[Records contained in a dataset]
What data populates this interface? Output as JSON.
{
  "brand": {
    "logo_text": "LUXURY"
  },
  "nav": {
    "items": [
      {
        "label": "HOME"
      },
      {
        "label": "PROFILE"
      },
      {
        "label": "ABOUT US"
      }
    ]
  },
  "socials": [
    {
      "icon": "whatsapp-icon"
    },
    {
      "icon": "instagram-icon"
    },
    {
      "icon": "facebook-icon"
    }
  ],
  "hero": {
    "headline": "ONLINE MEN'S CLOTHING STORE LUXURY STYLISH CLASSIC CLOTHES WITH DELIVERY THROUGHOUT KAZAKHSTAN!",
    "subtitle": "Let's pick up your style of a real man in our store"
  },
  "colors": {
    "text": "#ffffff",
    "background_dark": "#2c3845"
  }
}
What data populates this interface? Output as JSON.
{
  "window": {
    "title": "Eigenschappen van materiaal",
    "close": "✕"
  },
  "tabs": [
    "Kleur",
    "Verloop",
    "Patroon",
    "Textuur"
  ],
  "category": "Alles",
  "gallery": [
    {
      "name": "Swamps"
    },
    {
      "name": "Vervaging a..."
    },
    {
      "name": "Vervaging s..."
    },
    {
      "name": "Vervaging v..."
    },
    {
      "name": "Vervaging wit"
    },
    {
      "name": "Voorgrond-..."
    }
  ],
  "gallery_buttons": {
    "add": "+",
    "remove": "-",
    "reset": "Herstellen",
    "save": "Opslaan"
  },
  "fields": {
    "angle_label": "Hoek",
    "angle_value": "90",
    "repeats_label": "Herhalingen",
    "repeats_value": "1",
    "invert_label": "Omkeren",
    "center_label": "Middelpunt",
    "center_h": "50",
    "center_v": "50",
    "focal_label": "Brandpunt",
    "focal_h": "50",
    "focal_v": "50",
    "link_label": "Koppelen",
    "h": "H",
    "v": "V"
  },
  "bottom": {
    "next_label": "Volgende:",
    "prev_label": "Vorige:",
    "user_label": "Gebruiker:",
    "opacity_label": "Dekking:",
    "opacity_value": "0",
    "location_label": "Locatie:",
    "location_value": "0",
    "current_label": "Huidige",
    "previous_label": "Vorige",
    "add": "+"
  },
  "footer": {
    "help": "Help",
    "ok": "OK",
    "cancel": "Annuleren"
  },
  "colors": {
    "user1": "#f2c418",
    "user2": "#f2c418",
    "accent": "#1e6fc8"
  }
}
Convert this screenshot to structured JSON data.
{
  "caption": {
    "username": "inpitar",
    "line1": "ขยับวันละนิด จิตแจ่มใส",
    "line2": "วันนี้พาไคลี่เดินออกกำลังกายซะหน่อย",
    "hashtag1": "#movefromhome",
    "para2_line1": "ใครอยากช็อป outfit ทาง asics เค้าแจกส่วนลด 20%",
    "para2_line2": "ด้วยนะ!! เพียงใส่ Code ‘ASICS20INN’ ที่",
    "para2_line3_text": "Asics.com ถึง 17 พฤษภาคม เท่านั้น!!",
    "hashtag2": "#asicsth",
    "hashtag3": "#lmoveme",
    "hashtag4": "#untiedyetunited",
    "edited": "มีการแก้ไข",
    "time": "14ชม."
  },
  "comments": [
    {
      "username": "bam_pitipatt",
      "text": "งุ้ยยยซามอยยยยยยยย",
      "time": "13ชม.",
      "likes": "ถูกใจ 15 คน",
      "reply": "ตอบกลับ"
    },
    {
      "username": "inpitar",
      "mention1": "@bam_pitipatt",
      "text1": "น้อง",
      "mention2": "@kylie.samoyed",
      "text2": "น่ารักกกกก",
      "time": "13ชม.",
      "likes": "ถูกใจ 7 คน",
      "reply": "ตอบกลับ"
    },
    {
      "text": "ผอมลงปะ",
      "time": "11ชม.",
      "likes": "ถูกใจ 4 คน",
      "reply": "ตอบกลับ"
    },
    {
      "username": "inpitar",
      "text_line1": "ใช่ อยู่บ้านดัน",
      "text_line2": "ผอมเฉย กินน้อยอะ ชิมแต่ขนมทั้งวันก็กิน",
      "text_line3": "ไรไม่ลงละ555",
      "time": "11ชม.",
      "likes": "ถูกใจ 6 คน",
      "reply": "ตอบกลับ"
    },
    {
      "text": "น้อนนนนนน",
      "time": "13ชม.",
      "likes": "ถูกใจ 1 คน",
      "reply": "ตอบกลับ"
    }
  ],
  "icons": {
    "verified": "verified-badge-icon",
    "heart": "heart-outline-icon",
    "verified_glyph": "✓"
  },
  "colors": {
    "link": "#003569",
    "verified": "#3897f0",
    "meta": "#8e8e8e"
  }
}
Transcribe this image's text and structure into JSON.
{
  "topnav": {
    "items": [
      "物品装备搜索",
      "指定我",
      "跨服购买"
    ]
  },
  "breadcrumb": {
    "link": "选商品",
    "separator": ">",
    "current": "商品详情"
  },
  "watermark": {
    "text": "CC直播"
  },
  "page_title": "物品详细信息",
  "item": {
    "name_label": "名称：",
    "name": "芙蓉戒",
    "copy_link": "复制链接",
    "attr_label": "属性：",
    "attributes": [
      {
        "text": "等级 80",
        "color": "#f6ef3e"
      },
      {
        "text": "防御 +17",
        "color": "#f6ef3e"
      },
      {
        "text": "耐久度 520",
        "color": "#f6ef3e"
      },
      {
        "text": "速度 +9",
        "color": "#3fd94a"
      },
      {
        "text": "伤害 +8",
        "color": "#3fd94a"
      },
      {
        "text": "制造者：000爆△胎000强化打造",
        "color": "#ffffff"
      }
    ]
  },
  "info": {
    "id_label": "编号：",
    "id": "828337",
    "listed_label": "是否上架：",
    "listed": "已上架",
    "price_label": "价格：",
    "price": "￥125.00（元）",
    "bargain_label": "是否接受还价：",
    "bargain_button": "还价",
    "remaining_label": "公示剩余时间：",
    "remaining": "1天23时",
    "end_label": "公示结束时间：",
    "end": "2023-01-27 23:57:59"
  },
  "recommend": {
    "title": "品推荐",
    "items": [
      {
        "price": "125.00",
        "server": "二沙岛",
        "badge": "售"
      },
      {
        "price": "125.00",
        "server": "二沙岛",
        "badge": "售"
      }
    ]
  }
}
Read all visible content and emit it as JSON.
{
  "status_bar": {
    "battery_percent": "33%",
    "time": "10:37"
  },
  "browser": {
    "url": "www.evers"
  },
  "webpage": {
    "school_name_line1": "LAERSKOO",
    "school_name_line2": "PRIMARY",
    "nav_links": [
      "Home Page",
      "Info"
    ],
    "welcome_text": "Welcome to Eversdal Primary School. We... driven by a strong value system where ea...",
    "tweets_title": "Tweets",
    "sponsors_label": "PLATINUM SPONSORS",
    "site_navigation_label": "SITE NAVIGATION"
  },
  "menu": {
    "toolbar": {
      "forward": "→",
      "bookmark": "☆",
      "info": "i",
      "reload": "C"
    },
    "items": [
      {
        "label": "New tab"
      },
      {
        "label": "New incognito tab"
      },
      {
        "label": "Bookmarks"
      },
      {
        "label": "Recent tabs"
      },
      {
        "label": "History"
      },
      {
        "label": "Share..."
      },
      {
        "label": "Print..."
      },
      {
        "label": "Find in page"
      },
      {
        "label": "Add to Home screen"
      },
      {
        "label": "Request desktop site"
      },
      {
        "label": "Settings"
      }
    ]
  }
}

THE EXERCISE
Print the material above once more, exactly.

RESPONSE FOR THIS EXERCISE
What data populates this interface? Output as JSON.
{
  "brand": {
    "logo_text": "LUXURY"
  },
  "nav": {
    "items": [
      {
        "label": "HOME"
      },
      {
        "label": "PROFILE"
      },
      {
        "label": "ABOUT US"
      }
    ]
  },
  "socials": [
    {
      "icon": "whatsapp-icon"
    },
    {
      "icon": "instagram-icon"
    },
    {
      "icon": "facebook-icon"
    }
  ],
  "hero": {
    "headline": "ONLINE MEN'S CLOTHING STORE LUXURY STYLISH CLASSIC CLOTHES WITH DELIVERY THROUGHOUT KAZAKHSTAN!",
    "subtitle": "Let's pick up your style of a real man in our store"
  },
  "colors": {
    "text": "#ffffff",
    "background_dark": "#2c3845"
  }
}
What data populates this interface? Output as JSON.
{
  "window": {
    "title": "Eigenschappen van materiaal",
    "close": "✕"
  },
  "tabs": [
    "Kleur",
    "Verloop",
    "Patroon",
    "Textuur"
  ],
  "category": "Alles",
  "gallery": [
    {
      "name": "Swamps"
    },
    {
      "name": "Vervaging a..."
    },
    {
      "name": "Vervaging s..."
    },
    {
      "name": "Vervaging v..."
    },
    {
      "name": "Vervaging wit"
    },
    {
      "name": "Voorgrond-..."
    }
  ],
  "gallery_buttons": {
    "add": "+",
    "remove": "-",
    "reset": "Herstellen",
    "save": "Opslaan"
  },
  "fields": {
    "angle_label": "Hoek",
    "angle_value": "90",
    "repeats_label": "Herhalingen",
    "repeats_value": "1",
    "invert_label": "Omkeren",
    "center_label": "Middelpunt",
    "center_h": "50",
    "center_v": "50",
    "focal_label": "Brandpunt",
    "focal_h": "50",
    "focal_v": "50",
    "link_label": "Koppelen",
    "h": "H",
    "v": "V"
  },
  "bottom": {
    "next_label": "Volgende:",
    "prev_label": "Vorige:",
    "user_label": "Gebruiker:",
    "opacity_label": "Dekking:",
    "opacity_value": "0",
    "location_label": "Locatie:",
    "location_value": "0",
    "current_label": "Huidige",
    "previous_label": "Vorige",
    "add": "+"
  },
  "footer": {
    "help": "Help",
    "ok": "OK",
    "cancel": "Annuleren"
  },
  "colors": {
    "user1": "#f2c418",
    "user2": "#f2c418",
    "accent": "#1e6fc8"
  }
}
Convert this screenshot to structured JSON data.
{
  "caption": {
    "username": "inpitar",
    "line1": "ขยับวันละนิด จิตแจ่มใส",
    "line2": "วันนี้พาไคลี่เดินออกกำลังกายซะหน่อย",
    "hashtag1": "#movefromhome",
    "para2_line1": "ใครอยากช็อป outfit ทาง asics เค้าแจกส่วนลด 20%",
    "para2_line2": "ด้วยนะ!! เพียงใส่ Code ‘ASICS20INN’ ที่",
    "para2_line3_text": "Asics.com ถึง 17 พฤษภาคม เท่านั้น!!",
    "hashtag2": "#asicsth",
    "hashtag3": "#lmoveme",
    "hashtag4": "#untiedyetunited",
    "edited": "มีการแก้ไข",
    "time": "14ชม."
  },
  "comments": [
    {
      "username": "bam_pitipatt",
      "text": "งุ้ยยยซามอยยยยยยยย",
      "time": "13ชม.",
      "likes": "ถูกใจ 15 คน",
      "reply": "ตอบกลับ"
    },
    {
      "username": "inpitar",
      "mention1": "@bam_pitipatt",
      "text1": "น้อง",
      "mention2": "@kylie.samoyed",
      "text2": "น่ารักกกกก",
      "time": "13ชม.",
      "likes": "ถูกใจ 7 คน",
      "reply": "ตอบกลับ"
    },
    {
      "text": "ผอมลงปะ",
      "time": "11ชม.",
      "likes": "ถูกใจ 4 คน",
      "reply": "ตอบกลับ"
    },
    {
      "username": "inpitar",
      "text_line1": "ใช่ อยู่บ้านดัน",
      "text_line2": "ผอมเฉย กินน้อยอะ ชิมแต่ขนมทั้งวันก็กิน",
      "text_line3": "ไรไม่ลงละ555",
      "time": "11ชม.",
      "likes": "ถูกใจ 6 คน",
      "reply": "ตอบกลับ"
    },
    {
      "text": "น้อนนนนนน",
      "time": "13ชม.",
      "likes": "ถูกใจ 1 คน",
      "reply": "ตอบกลับ"
    }
  ],
  "icons": {
    "verified": "verified-badge-icon",
    "heart": "heart-outline-icon",
    "verified_glyph": "✓"
  },
  "colors": {
    "link": "#003569",
    "verified": "#3897f0",
    "meta": "#8e8e8e"
  }
}
Transcribe this image's text and structure into JSON.
{
  "topnav": {
    "items": [
      "物品装备搜索",
      "指定我",
      "跨服购买"
    ]
  },
  "breadcrumb": {
    "link": "选商品",
    "separator": ">",
    "current": "商品详情"
  },
  "watermark": {
    "text": "CC直播"
  },
  "page_title": "物品详细信息",
  "item": {
    "name_label": "名称：",
    "name": "芙蓉戒",
    "copy_link": "复制链接",
    "attr_label": "属性：",
    "attributes": [
      {
        "text": "等级 80",
        "color": "#f6ef3e"
      },
      {
        "text": "防御 +17",
        "color": "#f6ef3e"
      },
      {
        "text": "耐久度 520",
        "color": "#f6ef3e"
      },
      {
        "text": "速度 +9",
        "color": "#3fd94a"
      },
      {
        "text": "伤害 +8",
        "color": "#3fd94a"
      },
      {
        "text": "制造者：000爆△胎000强化打造",
        "color": "#ffffff"
      }
    ]
  },
  "info": {
    "id_label": "编号：",
    "id": "828337",
    "listed_label": "是否上架：",
    "listed": "已上架",
    "price_label": "价格：",
    "price": "￥125.00（元）",
    "bargain_label": "是否接受还价：",
    "bargain_button": "还价",
    "remaining_label": "公示剩余时间：",
    "remaining": "1天23时",
    "end_label": "公示结束时间：",
    "end": "2023-01-27 23:57:59"
  },
  "recommend": {
    "title": "品推荐",
    "items": [
      {
        "price": "125.00",
        "server": "二沙岛",
        "badge": "售"
      },
      {
        "price": "125.00",
        "server": "二沙岛",
        "badge": "售"
      }
    ]
  }
}
Read all visible content and emit it as JSON.
{
  "status_bar": {
    "battery_percent": "33%",
    "time": "10:37"
  },
  "browser": {
    "url": "www.evers"
  },
  "webpage": {
    "school_name_line1": "LAERSKOO",
    "school_name_line2": "PRIMARY",
    "nav_links": [
      "Home Page",
      "Info"
    ],
    "welcome_text": "Welcome to Eversdal Primary School. We... driven by a strong value system where ea...",
    "tweets_title": "Tweets",
    "sponsors_label": "PLATINUM SPONSORS",
    "site_navigation_label": "SITE NAVIGATION"
  },
  "menu": {
    "toolbar": {
      "forward": "→",
      "bookmark": "☆",
      "info": "i",
      "reload": "C"
    },
    "items": [
      {
        "label": "New tab"
      },
      {
        "label": "New incognito tab"
      },
      {
        "label": "Bookmarks"
      },
      {
        "label": "Recent tabs"
      },
      {
        "label": "History"
      },
      {
        "label": "Share..."
      },
      {
        "label": "Print..."
      },
      {
        "label": "Find in page"
      },
      {
        "label": "Add to Home screen"
      },
      {
        "label": "Request desktop site"
      },
      {
        "label": "Settings"
      }
    ]
  }
}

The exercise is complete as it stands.